Quote all of the entries word for word.

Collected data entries
════
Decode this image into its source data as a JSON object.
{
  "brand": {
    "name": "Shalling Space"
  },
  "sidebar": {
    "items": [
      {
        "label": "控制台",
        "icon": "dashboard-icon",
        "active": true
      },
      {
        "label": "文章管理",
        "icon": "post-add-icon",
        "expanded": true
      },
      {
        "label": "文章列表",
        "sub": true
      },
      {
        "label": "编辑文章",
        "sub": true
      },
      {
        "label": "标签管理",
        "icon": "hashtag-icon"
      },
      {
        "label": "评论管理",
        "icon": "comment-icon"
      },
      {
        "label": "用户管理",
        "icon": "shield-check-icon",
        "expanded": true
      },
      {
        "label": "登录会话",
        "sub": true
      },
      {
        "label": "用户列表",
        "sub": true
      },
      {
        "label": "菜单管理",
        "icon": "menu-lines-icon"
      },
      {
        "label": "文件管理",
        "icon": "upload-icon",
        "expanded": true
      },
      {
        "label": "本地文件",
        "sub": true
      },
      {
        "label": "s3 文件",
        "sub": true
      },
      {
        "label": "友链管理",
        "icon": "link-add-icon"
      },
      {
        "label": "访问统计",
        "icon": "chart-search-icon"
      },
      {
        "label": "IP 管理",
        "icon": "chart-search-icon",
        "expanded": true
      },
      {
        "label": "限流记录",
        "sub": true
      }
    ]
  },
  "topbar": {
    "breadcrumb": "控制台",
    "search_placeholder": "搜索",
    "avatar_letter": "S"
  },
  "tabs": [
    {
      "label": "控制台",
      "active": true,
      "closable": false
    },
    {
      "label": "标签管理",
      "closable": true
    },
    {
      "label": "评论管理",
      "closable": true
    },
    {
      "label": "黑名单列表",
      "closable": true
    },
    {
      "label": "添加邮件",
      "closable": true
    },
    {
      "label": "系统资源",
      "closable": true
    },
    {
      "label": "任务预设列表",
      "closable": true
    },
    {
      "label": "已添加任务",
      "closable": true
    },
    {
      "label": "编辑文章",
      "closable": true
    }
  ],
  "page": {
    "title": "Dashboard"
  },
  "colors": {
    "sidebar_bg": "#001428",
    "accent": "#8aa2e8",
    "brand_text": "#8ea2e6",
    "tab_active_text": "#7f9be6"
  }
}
════
CORRECT RESULT
Decode this image into its source data as a JSON object.
{
  "brand": {
    "name": "Shalling Space"
  },
  "sidebar": {
    "items": [
      {
        "label": "控制台",
        "icon": "dashboard-icon",
        "active": true
      },
      {
        "label": "文章管理",
        "icon": "post-add-icon",
        "expanded": true
      },
      {
        "label": "文章列表",
        "sub": true
      },
      {
        "label": "编辑文章",
        "sub": true
      },
      {
        "label": "标签管理",
        "icon": "hashtag-icon"
      },
      {
        "label": "评论管理",
        "icon": "comment-icon"
      },
      {
        "label": "用户管理",
        "icon": "shield-check-icon",
        "expanded": true
      },
      {
        "label": "登录会话",
        "sub": true
      },
      {
        "label": "用户列表",
        "sub": true
      },
      {
        "label": "菜单管理",
        "icon": "menu-lines-icon"
      },
      {
        "label": "文件管理",
        "icon": "upload-icon",
        "expanded": true
      },
      {
        "label": "本地文件",
        "sub": true
      },
      {
        "label": "s3 文件",
        "sub": true
      },
      {
        "label": "友链管理",
        "icon": "link-add-icon"
      },
      {
        "label": "访问统计",
        "icon": "chart-search-icon"
      },
      {
        "label": "IP 管理",
        "icon": "chart-search-icon",
        "expanded": true
      },
      {
        "label": "限流记录",
        "sub": true
      }
    ]
  },
  "topbar": {
    "breadcrumb": "控制台",
    "search_placeholder": "搜索",
    "avatar_letter": "S"
  },
  "tabs": [
    {
      "label": "控制台",
      "active": true,
      "closable": false
    },
    {
      "label": "标签管理",
      "closable": true
    },
    {
      "label": "评论管理",
      "closable": true
    },
    {
      "label": "黑名单列表",
      "closable": true
    },
    {
      "label": "添加邮件",
      "closable": true
    },
    {
      "label": "系统资源",
      "closable": true
    },
    {
      "label": "任务预设列表",
      "closable": true
    },
    {
      "label": "已添加任务",
      "closable": true
    },
    {
      "label": "编辑文章",
      "closable": true
    }
  ],
  "page": {
    "title": "Dashboard"
  },
  "colors": {
    "sidebar_bg": "#001428",
    "accent": "#8aa2e8",
    "brand_text": "#8ea2e6",
    "tab_active_text": "#7f9be6"
  }
}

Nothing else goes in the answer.